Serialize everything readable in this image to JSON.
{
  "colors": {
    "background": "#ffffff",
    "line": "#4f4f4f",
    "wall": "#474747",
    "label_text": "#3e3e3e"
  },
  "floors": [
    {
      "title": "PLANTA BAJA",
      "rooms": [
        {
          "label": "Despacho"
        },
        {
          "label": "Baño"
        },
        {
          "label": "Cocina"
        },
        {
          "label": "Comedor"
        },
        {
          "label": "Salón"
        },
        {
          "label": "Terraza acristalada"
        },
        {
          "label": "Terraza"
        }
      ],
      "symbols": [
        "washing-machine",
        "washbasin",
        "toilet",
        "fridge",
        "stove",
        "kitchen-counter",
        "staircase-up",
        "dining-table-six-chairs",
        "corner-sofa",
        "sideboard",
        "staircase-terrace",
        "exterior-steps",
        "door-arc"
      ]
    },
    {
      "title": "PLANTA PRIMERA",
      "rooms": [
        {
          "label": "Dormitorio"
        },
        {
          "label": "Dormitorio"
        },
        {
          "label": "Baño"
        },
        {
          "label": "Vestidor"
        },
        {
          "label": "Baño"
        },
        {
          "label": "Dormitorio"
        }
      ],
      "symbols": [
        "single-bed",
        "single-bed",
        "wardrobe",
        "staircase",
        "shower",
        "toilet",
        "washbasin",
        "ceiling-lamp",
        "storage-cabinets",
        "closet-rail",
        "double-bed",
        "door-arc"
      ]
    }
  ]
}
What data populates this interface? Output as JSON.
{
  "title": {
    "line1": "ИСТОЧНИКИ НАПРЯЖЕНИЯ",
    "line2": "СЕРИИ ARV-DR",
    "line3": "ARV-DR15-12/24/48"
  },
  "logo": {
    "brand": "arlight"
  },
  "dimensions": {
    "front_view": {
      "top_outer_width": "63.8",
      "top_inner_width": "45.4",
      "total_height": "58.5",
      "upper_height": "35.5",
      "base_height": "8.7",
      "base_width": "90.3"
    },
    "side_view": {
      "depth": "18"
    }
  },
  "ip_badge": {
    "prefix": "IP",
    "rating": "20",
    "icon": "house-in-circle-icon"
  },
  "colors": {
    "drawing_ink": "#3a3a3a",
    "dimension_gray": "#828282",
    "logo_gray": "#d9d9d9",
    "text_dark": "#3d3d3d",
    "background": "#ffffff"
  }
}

◇ ◇ ◇ ◇

▸ Exercise:
Which lines hold the word "staircase"? Copy each of them from the records.

▸ Full output:
        "staircase-up",
        "staircase-terrace",
        "staircase",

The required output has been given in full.